--- START MATERIAL FOR THE TASK ---
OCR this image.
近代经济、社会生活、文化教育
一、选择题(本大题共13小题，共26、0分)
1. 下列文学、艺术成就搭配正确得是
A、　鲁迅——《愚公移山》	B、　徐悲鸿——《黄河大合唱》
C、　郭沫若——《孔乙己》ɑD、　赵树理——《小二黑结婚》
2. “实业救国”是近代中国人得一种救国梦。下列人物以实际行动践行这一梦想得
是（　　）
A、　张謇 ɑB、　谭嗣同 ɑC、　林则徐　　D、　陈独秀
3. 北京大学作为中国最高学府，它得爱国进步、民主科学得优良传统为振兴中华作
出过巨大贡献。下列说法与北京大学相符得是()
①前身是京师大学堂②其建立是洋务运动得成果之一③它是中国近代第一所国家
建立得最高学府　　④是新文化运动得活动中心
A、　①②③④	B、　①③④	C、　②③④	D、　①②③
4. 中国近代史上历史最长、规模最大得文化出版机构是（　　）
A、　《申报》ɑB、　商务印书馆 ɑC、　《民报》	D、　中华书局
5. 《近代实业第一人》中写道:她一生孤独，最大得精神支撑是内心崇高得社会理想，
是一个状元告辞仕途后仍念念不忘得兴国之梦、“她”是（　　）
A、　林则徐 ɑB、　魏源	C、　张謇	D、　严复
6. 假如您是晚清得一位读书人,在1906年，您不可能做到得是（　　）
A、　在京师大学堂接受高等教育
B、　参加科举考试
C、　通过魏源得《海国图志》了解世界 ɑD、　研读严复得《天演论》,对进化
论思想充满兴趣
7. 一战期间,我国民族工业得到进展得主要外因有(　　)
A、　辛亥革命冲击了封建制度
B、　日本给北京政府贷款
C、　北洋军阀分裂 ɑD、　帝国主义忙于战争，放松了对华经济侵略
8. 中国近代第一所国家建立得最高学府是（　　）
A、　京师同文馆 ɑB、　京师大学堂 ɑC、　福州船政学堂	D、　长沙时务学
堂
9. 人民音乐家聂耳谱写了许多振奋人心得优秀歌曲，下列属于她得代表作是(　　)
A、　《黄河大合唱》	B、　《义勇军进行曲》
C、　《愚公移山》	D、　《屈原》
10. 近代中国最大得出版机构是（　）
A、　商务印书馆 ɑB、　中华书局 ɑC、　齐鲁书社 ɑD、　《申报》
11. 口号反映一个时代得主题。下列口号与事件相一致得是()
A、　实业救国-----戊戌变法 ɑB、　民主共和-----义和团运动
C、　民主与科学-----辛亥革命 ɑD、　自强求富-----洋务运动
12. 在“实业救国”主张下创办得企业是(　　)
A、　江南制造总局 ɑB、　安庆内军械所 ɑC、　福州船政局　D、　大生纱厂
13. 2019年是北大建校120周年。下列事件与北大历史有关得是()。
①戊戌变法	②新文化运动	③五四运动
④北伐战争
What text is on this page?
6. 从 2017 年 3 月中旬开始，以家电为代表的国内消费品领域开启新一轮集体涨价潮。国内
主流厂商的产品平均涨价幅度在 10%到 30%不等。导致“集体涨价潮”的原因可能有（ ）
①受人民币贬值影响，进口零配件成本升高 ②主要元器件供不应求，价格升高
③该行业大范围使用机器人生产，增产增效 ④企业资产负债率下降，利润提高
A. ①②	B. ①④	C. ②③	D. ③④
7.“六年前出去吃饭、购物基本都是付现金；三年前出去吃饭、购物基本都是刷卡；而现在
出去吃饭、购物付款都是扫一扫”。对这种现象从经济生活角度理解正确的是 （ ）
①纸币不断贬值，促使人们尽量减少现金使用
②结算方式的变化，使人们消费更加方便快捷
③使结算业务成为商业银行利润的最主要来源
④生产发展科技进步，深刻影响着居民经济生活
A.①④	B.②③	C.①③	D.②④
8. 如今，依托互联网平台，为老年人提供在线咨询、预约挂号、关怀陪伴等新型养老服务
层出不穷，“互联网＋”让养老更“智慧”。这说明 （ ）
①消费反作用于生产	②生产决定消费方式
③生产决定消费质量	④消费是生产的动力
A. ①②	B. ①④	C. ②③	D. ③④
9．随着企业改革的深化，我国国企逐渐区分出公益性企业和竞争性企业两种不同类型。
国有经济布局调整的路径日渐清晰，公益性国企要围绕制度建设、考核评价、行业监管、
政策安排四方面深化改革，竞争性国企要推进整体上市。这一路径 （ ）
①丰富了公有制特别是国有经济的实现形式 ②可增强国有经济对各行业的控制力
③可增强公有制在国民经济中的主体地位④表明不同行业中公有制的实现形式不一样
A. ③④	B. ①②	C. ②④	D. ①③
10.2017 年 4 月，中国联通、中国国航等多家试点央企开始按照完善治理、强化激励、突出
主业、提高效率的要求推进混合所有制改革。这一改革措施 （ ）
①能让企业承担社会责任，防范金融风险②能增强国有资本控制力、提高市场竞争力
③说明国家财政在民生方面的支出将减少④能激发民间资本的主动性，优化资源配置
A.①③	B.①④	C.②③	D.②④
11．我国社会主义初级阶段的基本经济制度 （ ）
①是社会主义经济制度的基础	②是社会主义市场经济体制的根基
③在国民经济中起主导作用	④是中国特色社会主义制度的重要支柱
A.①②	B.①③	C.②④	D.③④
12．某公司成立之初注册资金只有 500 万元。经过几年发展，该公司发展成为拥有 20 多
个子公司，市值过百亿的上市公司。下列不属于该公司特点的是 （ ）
--- END MATERIAL FOR THE TASK ---
Make a copy of each line that contains the string "商务印书馆".

TASK RESULT:
A、　《申报》ɑB、　商务印书馆 ɑC、　《民报》	D、　中华书局
A、　商务印书馆 ɑB、　中华书局 ɑC、　齐鲁书社 ɑD、　《申报》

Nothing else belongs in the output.